ISTRUZIONI DEI COMPITI →
1. Rispondi a queste domande sull'articolo sul regolamento della MotoGp:
(a) Come viene stilata la griglia se in una qualifica interrotta si è disputato meno del 50% del tempo?
(b) Alla vigilia di quali test la Gran Prix Commission ha introdotto le novità?
(c) Che cosa deve fare un pilota con doppia cittadinanza?
2. Prosegui l'articolo sul regolamento della MotoGp dal punto in cui si interrompe.

┌─ ESTRATTO DELLA FONTE

MotoGp, qualifiche interrotte e licenze: ecco il nuovo regolamento della Gran Prix Commission

MotoGp qualifiche interrotte e licenze, ecco le ultime novità che questa mattina la Gran Prix Commission ha svelato al suo pubblico. Necessario il chiarimento inerente alle qualifiche interrotte che non possono riprendere: se si è disputato meno del 50% del tempo, la griglia sarà stilata in base alla cumulativa delle prove libere. Sono norme certamente più restrittive quelle della nazionalità e licenze, mentre in Moto2 aumenta il regime di rotazione del motore Triumph. Nel dettaglio le ultime novità in casa MotoGp.
MotoGp, qualifiche interrotte e licenze: due importanti novità
Sono diverse le novità introdotte dalla Gran Prix Commission alla vigilia dei test collettivi di Portimao, riguardo il regolamento sportivo della MotoGp. La notizia che maggiormente pone l'interesse riguarda le sessioni di qualifica interrotte e che non possono essere riprese. Un ulteriore chiarimento riguarda la nazionalità dei piloti, si spiega che possono rappresentare solamente una nazione, ovvero quella indicata sul proprio passaporto. Qualora ci fosse una doppia cittadinanza, il pilota avrà l'obbligo di scelta sulla nazione da rappresentare.

└─
┌─ RECORD FORNITI

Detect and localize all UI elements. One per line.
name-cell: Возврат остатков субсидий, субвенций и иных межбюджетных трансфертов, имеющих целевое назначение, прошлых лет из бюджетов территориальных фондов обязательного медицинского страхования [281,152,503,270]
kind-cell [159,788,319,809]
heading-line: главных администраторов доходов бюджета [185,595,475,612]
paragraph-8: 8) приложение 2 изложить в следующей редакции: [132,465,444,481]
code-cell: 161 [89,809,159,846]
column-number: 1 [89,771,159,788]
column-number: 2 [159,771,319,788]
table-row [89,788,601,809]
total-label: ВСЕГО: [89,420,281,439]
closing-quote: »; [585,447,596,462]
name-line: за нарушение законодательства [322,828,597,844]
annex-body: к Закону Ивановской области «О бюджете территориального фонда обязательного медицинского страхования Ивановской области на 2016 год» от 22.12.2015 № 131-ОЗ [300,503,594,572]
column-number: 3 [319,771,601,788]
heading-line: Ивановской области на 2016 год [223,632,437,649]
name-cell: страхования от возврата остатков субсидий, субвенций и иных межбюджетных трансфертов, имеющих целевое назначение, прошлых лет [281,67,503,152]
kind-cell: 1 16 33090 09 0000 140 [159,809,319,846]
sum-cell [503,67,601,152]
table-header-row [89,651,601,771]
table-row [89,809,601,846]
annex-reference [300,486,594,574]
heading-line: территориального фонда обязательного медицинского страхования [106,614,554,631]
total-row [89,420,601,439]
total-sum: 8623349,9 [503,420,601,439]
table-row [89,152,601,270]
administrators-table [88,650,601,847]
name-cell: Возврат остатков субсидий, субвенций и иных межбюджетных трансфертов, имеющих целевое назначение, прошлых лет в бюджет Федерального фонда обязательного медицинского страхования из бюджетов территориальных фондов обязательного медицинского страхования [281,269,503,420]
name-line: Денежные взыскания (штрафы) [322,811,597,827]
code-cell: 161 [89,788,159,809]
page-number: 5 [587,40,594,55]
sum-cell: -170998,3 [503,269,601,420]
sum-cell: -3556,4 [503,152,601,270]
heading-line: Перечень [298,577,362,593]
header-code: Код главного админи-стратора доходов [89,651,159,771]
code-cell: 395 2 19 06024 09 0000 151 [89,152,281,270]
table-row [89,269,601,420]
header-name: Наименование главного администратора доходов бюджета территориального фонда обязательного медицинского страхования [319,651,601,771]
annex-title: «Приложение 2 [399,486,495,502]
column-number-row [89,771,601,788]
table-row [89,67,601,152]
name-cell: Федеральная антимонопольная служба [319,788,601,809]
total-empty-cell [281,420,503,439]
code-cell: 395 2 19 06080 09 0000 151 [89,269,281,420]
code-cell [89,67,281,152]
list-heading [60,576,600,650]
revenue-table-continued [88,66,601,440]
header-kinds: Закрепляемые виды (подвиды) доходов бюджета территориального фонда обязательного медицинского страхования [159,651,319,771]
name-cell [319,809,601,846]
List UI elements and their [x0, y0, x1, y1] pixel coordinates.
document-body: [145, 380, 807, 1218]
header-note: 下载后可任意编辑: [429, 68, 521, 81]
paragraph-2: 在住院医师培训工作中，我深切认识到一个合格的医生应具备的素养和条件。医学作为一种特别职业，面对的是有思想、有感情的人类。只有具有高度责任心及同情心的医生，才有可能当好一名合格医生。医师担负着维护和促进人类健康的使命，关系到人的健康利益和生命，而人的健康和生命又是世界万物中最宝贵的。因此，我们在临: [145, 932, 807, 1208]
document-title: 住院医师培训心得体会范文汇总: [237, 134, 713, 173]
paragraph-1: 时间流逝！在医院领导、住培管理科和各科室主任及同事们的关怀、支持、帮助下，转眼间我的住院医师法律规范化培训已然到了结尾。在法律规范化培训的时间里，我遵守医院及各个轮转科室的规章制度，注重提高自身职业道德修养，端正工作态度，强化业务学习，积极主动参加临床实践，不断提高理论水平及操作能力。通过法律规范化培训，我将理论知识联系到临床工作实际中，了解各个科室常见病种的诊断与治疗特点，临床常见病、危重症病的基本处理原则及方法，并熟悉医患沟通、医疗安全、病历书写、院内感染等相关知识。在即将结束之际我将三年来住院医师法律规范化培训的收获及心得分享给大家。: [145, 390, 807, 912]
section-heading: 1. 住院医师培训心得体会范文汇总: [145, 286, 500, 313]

└─

RISPOSTE AI COMPITI →
1.
(a) In base alla cumulativa delle prove libere.
(b) Dei test collettivi di Portimao.
(c) Deve scegliere la nazione da rappresentare.

2.
Scendendo nel dettaglio, qualora il pilota dovesse perdere o scegliere di cambiare la propria nazionalità per motivi giustificati, può richiedere un cambio della sua licenza alla FIM, ma questo solamente prima dell'inizio della stagione.
Regime di rotazione Moto2
Tra gli ultimi aggiornamento sappiamo che Dorna, Triumph ed Externpro concordano un aggiornamento delle specifiche dei motori per la classe Moto2 per la stagione 2023. Questo ulteriore dettaglio aumenterà da 14.000 a 14.400 giri il limite del regime di rotazione del propulsore. Potrete trovare il nuovo limite alla voce "Parametri operativi del motore Moto2" dell'appendice del regolamento FIM GP Moto2.